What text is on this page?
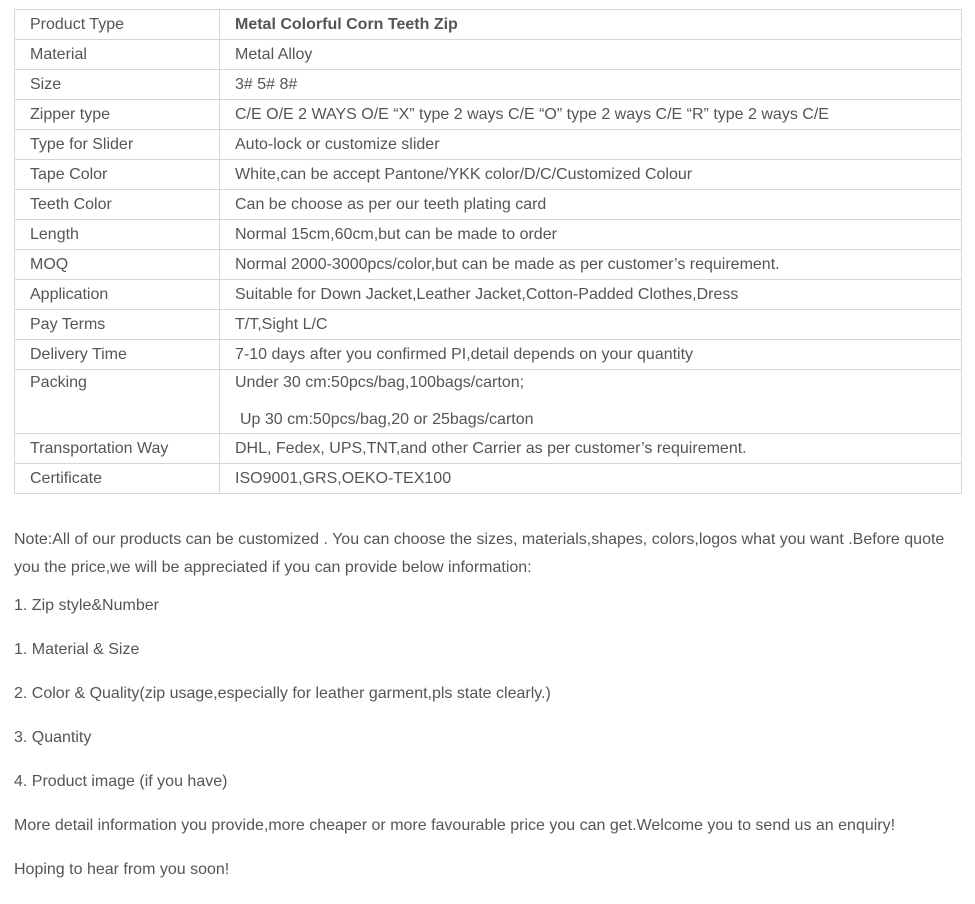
Product Type	Metal Colorful Corn Teeth Zip
Material	Metal Alloy
Size	3# 5# 8#
Zipper type	C/E O/E 2 WAYS O/E “X” type 2 ways C/E “O” type 2 ways C/E “R” type 2 ways C/E
Type for Slider	Auto-lock or customize slider
Tape Color	White,can be accept Pantone/YKK color/D/C/Customized Colour
Teeth Color	Can be choose as per our teeth plating card
Length	Normal 15cm,60cm,but can be made to order
MOQ	Normal 2000-3000pcs/color,but can be made as per customer’s requirement.
Application	Suitable for Down Jacket,Leather Jacket,Cotton-Padded Clothes,Dress
Pay Terms	T/T,Sight L/C
Delivery Time	7-10 days after you confirmed PI,detail depends on your quantity
Packing	Under 30 cm:50pcs/bag,100bags/carton;
Up 30 cm:50pcs/bag,20 or 25bags/carton

Transportation Way	DHL, Fedex, UPS,TNT,and other Carrier as per customer’s requirement.
Certificate	ISO9001,GRS,OEKO-TEX100

Note:All of our products can be customized . You can choose the sizes, materials,shapes, colors,logos what you want .Before quote you the price,we will be appreciated if you can provide below information:

1. Zip style&Number

1. Material & Size

2. Color & Quality(zip usage,especially for leather garment,pls state clearly.)

3. Quantity

4. Product image (if you have)

More detail information you provide,more cheaper or more favourable price you can get.Welcome you to send us an enquiry!

Hoping to hear from you soon!
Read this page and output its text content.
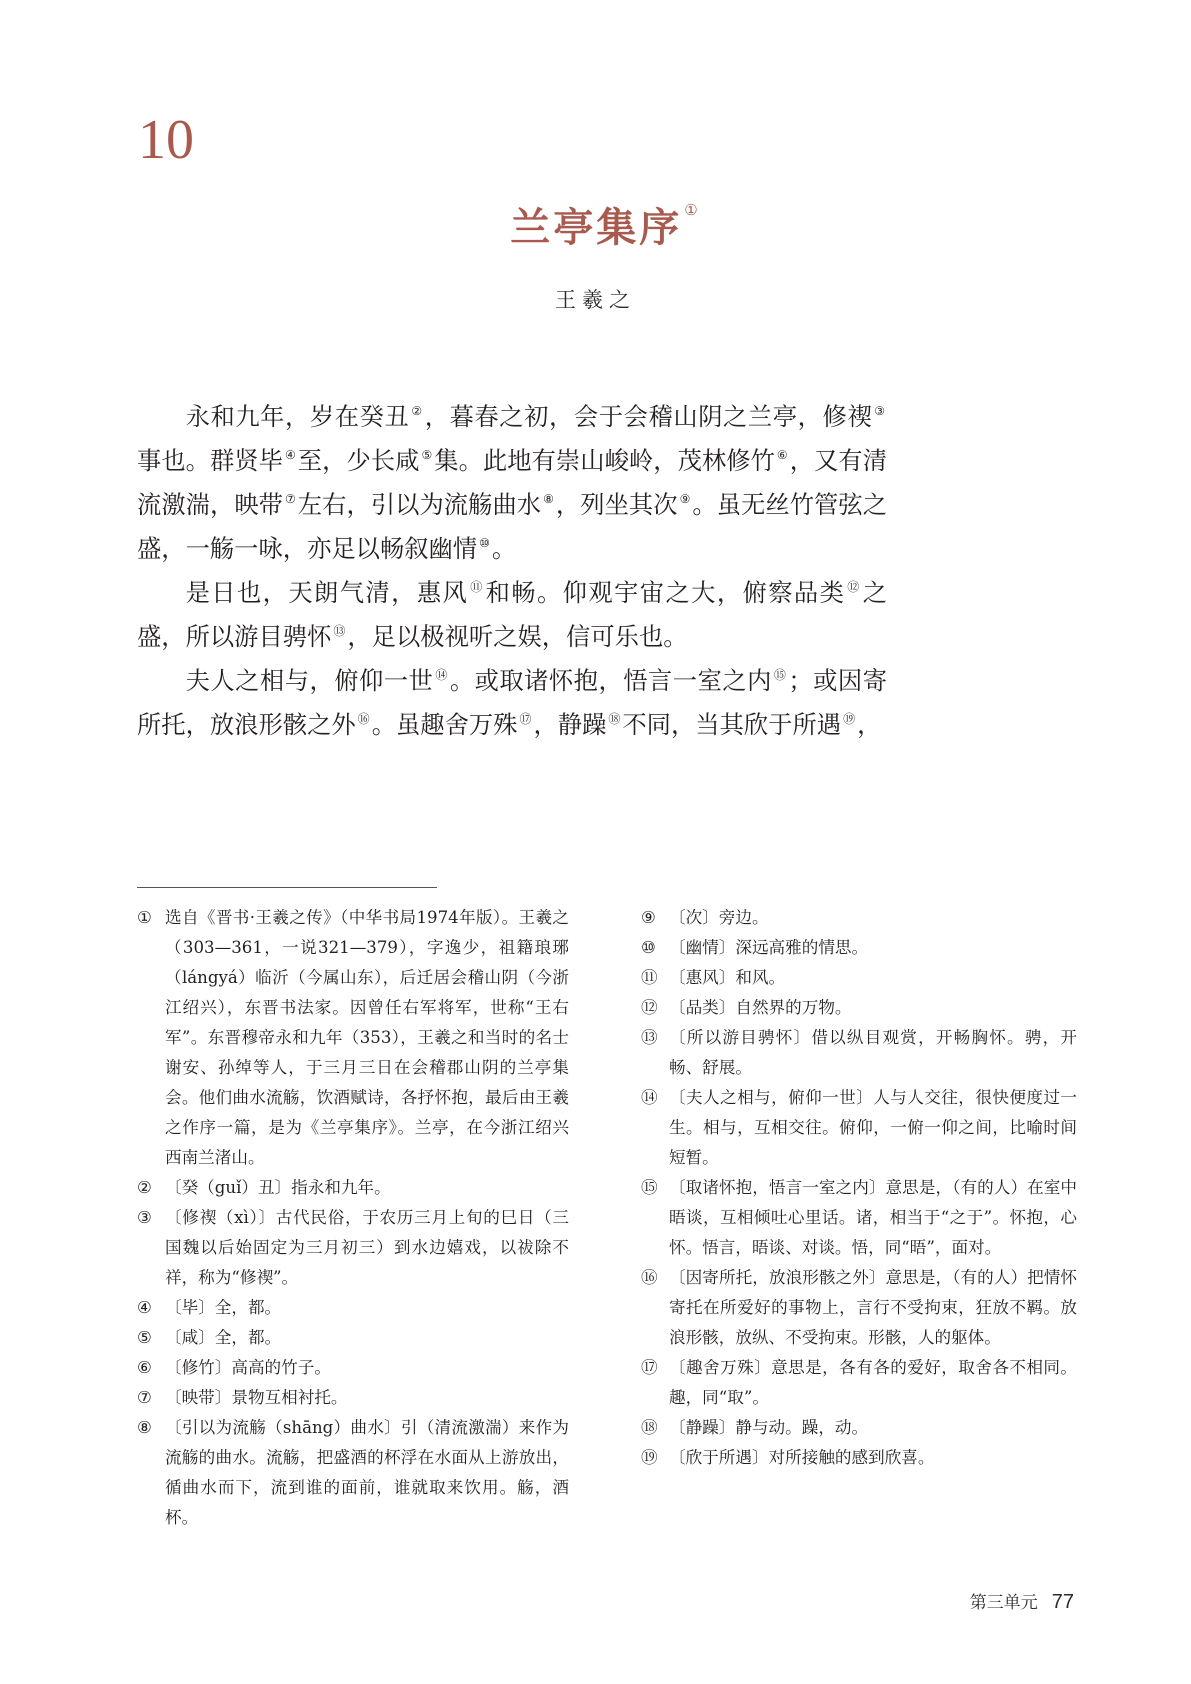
10
兰亭集序 ①
王羲之

永和九年，岁在癸丑 ②，暮春之初，会于会稽山阴之兰亭，修禊 ③事也。群贤毕 ④至，少长咸 ⑤集。此地有崇山峻岭，茂林修竹 ⑥，又有清流激湍，映带 ⑦左右，引以为流觞曲水 ⑧，列坐其次 ⑨。虽无丝竹管弦之盛，一觞一咏，亦足以畅叙幽情 ⑩。

是日也，天朗气清，惠风 ⑪和畅。仰观宇宙之大，俯察品类 ⑫之盛，所以游目骋怀 ⑬，足以极视听之娱，信可乐也。

夫人之相与，俯仰一世 ⑭。或取诸怀抱，悟言一室之内 ⑮；或因寄所托，放浪形骸之外 ⑯。虽趣舍万殊 ⑰，静躁 ⑱不同，当其欣于所遇 ⑲，

① 选自《晋书·王羲之传》（中华书局1974年版）。王羲之（303—361，一说321—379），字逸少，祖籍琅琊（lángyá）临沂（今属山东），后迁居会稽山阴（今浙江绍兴），东晋书法家。因曾任右军将军，世称“王右军”。东晋穆帝永和九年（353），王羲之和当时的名士谢安、孙绰等人，于三月三日在会稽郡山阴的兰亭集会。他们曲水流觞，饮酒赋诗，各抒怀抱，最后由王羲之作序一篇，是为《兰亭集序》。兰亭，在今浙江绍兴西南兰渚山。
② 〔癸（guǐ）丑〕指永和九年。
③ 〔修禊（xì）〕古代民俗，于农历三月上旬的巳日（三国魏以后始固定为三月初三）到水边嬉戏，以祓除不祥，称为“修禊”。
④ 〔毕〕全，都。
⑤ 〔咸〕全，都。
⑥ 〔修竹〕高高的竹子。
⑦ 〔映带〕景物互相衬托。
⑧ 〔引以为流觞（shāng）曲水〕引（清流激湍）来作为流觞的曲水。流觞，把盛酒的杯浮在水面从上游放出，循曲水而下，流到谁的面前，谁就取来饮用。觞，酒杯。
⑨ 〔次〕旁边。
⑩ 〔幽情〕深远高雅的情思。
⑪ 〔惠风〕和风。
⑫ 〔品类〕自然界的万物。
⑬ 〔所以游目骋怀〕借以纵目观赏，开畅胸怀。骋，开畅、舒展。
⑭ 〔夫人之相与，俯仰一世〕人与人交往，很快便度过一生。相与，互相交往。俯仰，一俯一仰之间，比喻时间短暂。
⑮ 〔取诸怀抱，悟言一室之内〕意思是，（有的人）在室中晤谈，互相倾吐心里话。诸，相当于“之于”。怀抱，心怀。悟言，晤谈、对谈。悟，同“晤”，面对。
⑯ 〔因寄所托，放浪形骸之外〕意思是，（有的人）把情怀寄托在所爱好的事物上，言行不受拘束，狂放不羁。放浪形骸，放纵、不受拘束。形骸，人的躯体。
⑰ 〔趣舍万殊〕意思是，各有各的爱好，取舍各不相同。趣，同“取”。
⑱ 〔静躁〕静与动。躁，动。
⑲ 〔欣于所遇〕对所接触的感到欣喜。
第三单元 77
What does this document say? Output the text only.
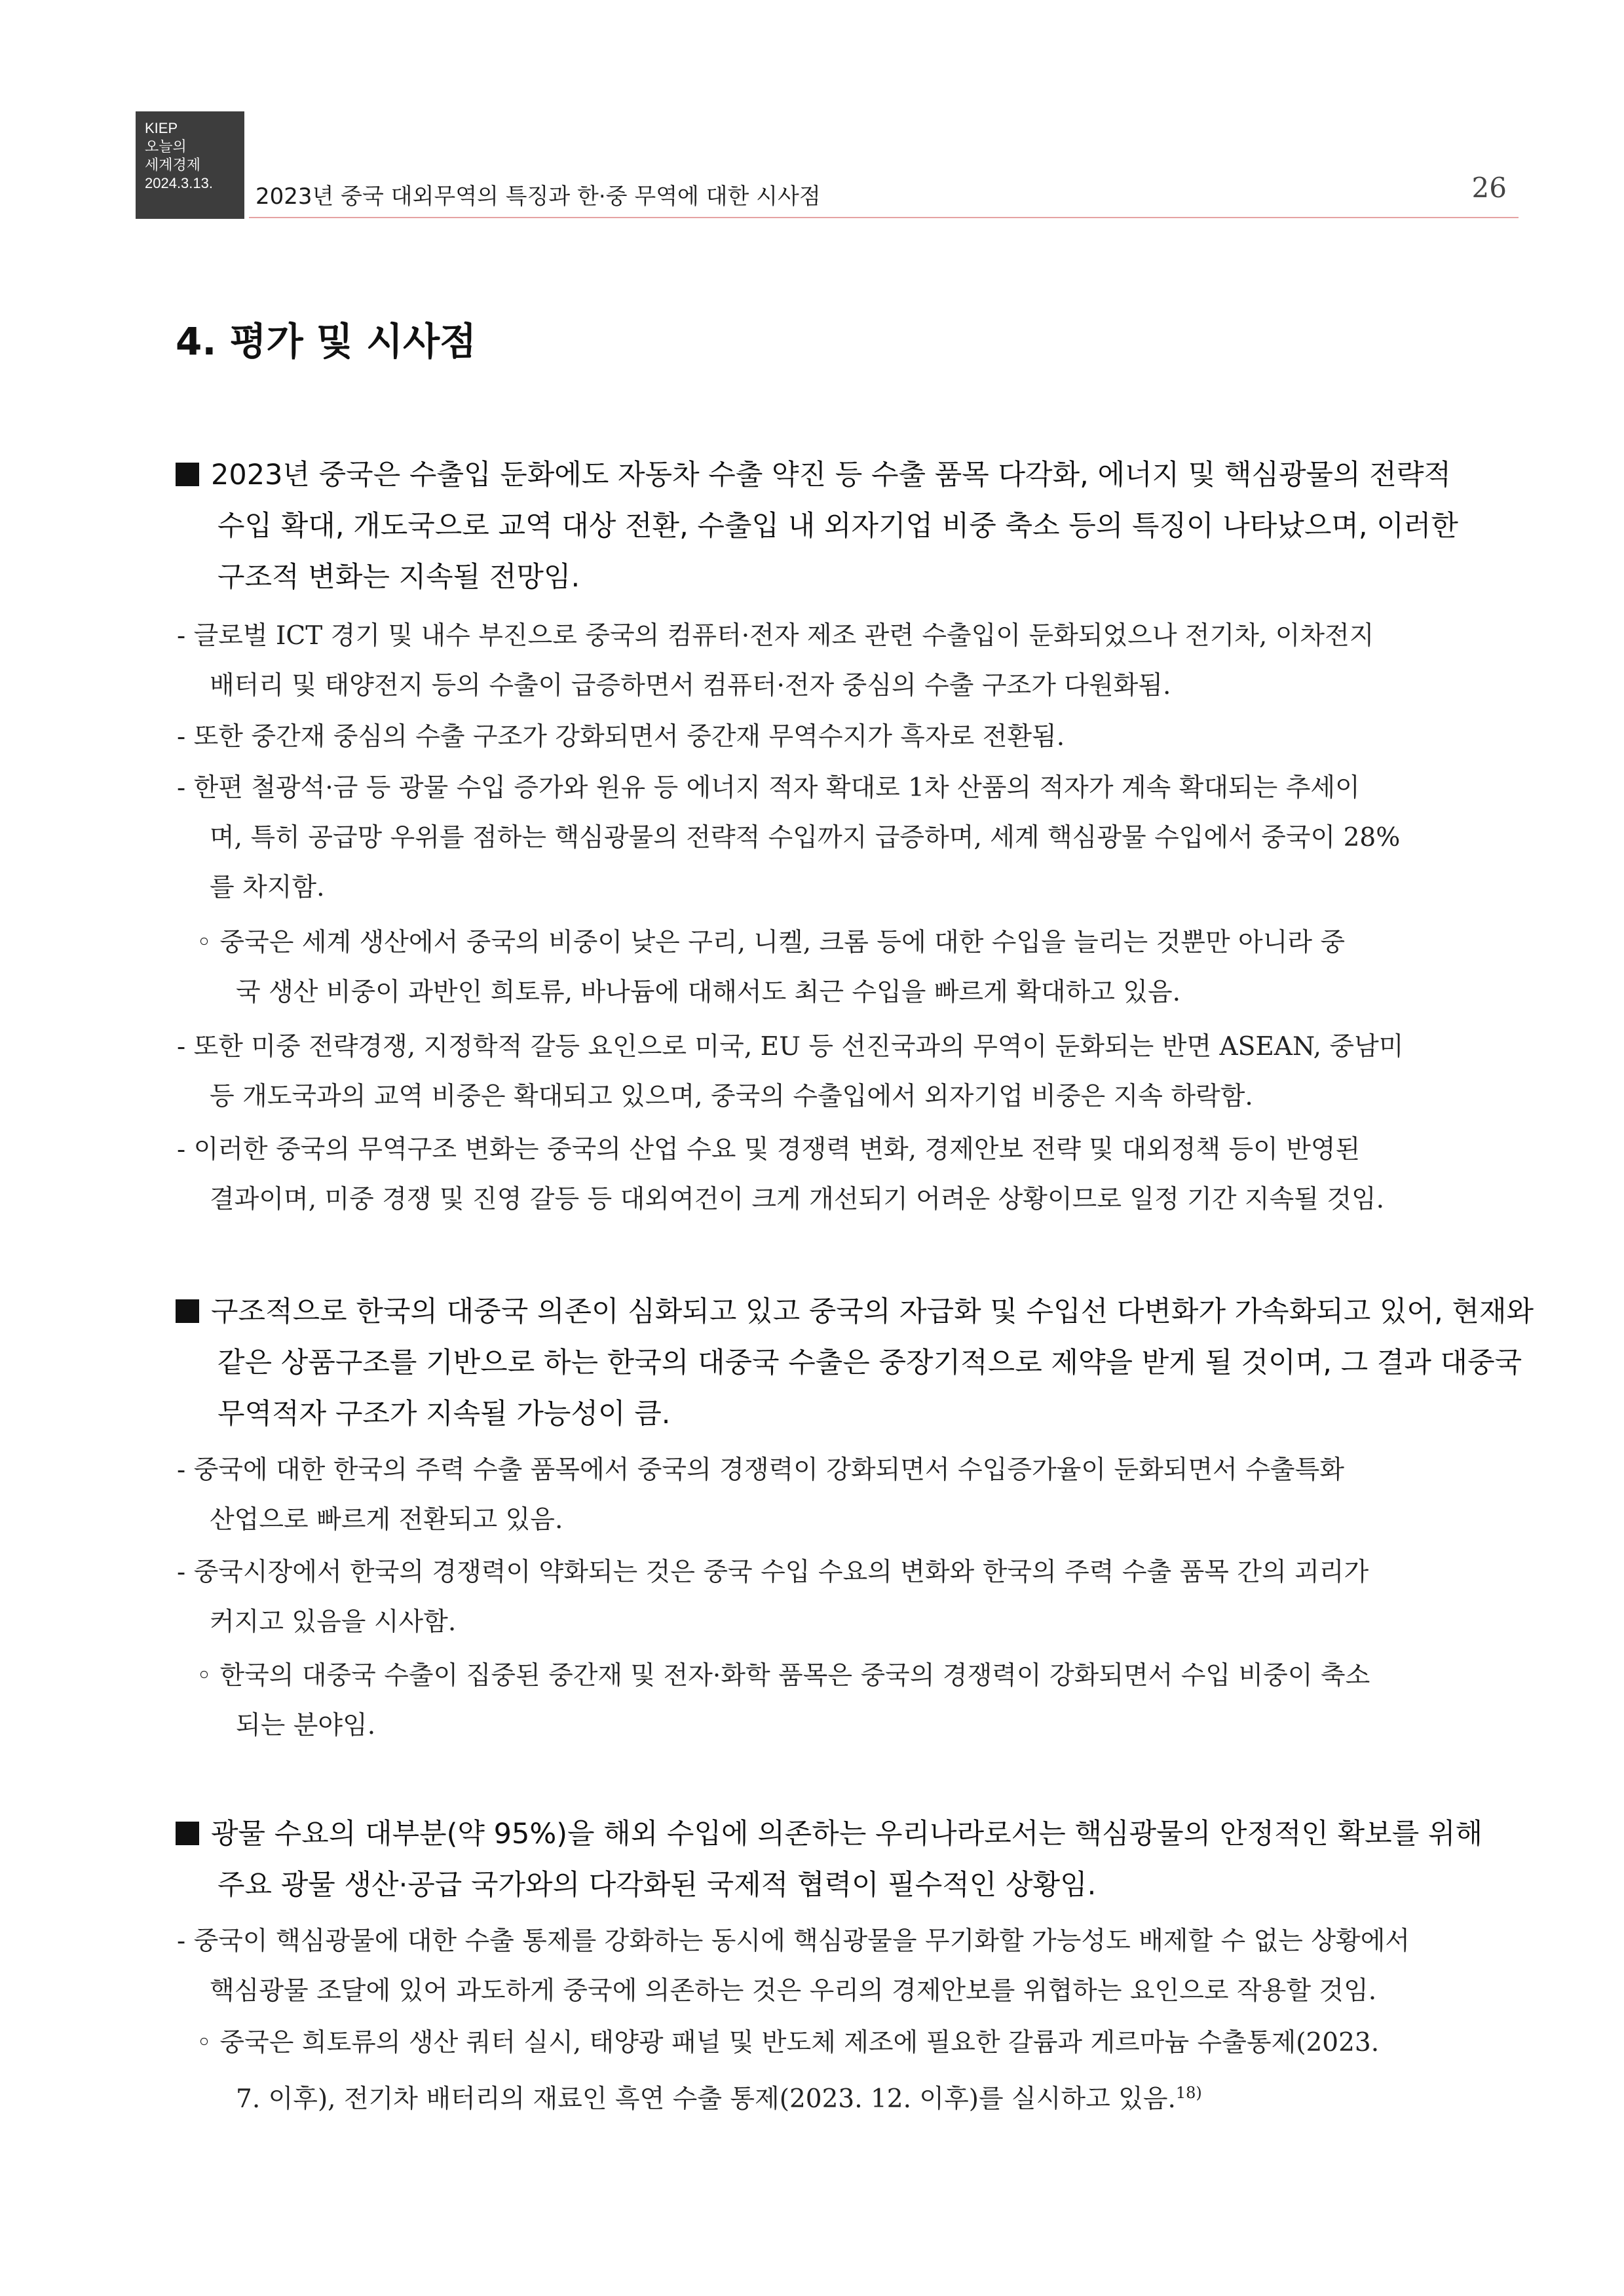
KIEP
오늘의
세계경제
2024.3.13.
2023년 중국 대외무역의 특징과 한·중 무역에 대한 시사점	26
4. 평가 및 시사점
2023년 중국은 수출입 둔화에도 자동차 수출 약진 등 수출 품목 다각화, 에너지 및 핵심광물의 전략적
수입 확대, 개도국으로 교역 대상 전환, 수출입 내 외자기업 비중 축소 등의 특징이 나타났으며, 이러한
구조적 변화는 지속될 전망임.
- 글로벌 ICT 경기 및 내수 부진으로 중국의 컴퓨터·전자 제조 관련 수출입이 둔화되었으나 전기차, 이차전지
배터리 및 태양전지 등의 수출이 급증하면서 컴퓨터·전자 중심의 수출 구조가 다원화됨.
- 또한 중간재 중심의 수출 구조가 강화되면서 중간재 무역수지가 흑자로 전환됨.
- 한편 철광석·금 등 광물 수입 증가와 원유 등 에너지 적자 확대로 1차 산품의 적자가 계속 확대되는 추세이
며, 특히 공급망 우위를 점하는 핵심광물의 전략적 수입까지 급증하며, 세계 핵심광물 수입에서 중국이 28%
를 차지함.
◦ 중국은 세계 생산에서 중국의 비중이 낮은 구리, 니켈, 크롬 등에 대한 수입을 늘리는 것뿐만 아니라 중
국 생산 비중이 과반인 희토류, 바나듐에 대해서도 최근 수입을 빠르게 확대하고 있음.
- 또한 미중 전략경쟁, 지정학적 갈등 요인으로 미국, EU 등 선진국과의 무역이 둔화되는 반면 ASEAN, 중남미
등 개도국과의 교역 비중은 확대되고 있으며, 중국의 수출입에서 외자기업 비중은 지속 하락함.
- 이러한 중국의 무역구조 변화는 중국의 산업 수요 및 경쟁력 변화, 경제안보 전략 및 대외정책 등이 반영된
결과이며, 미중 경쟁 및 진영 갈등 등 대외여건이 크게 개선되기 어려운 상황이므로 일정 기간 지속될 것임.
구조적으로 한국의 대중국 의존이 심화되고 있고 중국의 자급화 및 수입선 다변화가 가속화되고 있어, 현재와
같은 상품구조를 기반으로 하는 한국의 대중국 수출은 중장기적으로 제약을 받게 될 것이며, 그 결과 대중국
무역적자 구조가 지속될 가능성이 큼.
- 중국에 대한 한국의 주력 수출 품목에서 중국의 경쟁력이 강화되면서 수입증가율이 둔화되면서 수출특화
산업으로 빠르게 전환되고 있음.
- 중국시장에서 한국의 경쟁력이 약화되는 것은 중국 수입 수요의 변화와 한국의 주력 수출 품목 간의 괴리가
커지고 있음을 시사함.
◦ 한국의 대중국 수출이 집중된 중간재 및 전자·화학 품목은 중국의 경쟁력이 강화되면서 수입 비중이 축소
되는 분야임.
광물 수요의 대부분(약 95%)을 해외 수입에 의존하는 우리나라로서는 핵심광물의 안정적인 확보를 위해
주요 광물 생산·공급 국가와의 다각화된 국제적 협력이 필수적인 상황임.
- 중국이 핵심광물에 대한 수출 통제를 강화하는 동시에 핵심광물을 무기화할 가능성도 배제할 수 없는 상황에서
핵심광물 조달에 있어 과도하게 중국에 의존하는 것은 우리의 경제안보를 위협하는 요인으로 작용할 것임.
◦ 중국은 희토류의 생산 쿼터 실시, 태양광 패널 및 반도체 제조에 필요한 갈륨과 게르마늄 수출통제(2023.
7. 이후), 전기차 배터리의 재료인 흑연 수출 통제(2023. 12. 이후)를 실시하고 있음.$^{18)}$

==============================

**WRITTEN TASK:**
Copy all lines from the material that contain "Normal".

**SOLUTION FOR THIS PROBLEM:**
Length	Normal 15cm,60cm,but can be made to order
MOQ	Normal 2000-3000pcs/color,but can be made as per customer’s requirement.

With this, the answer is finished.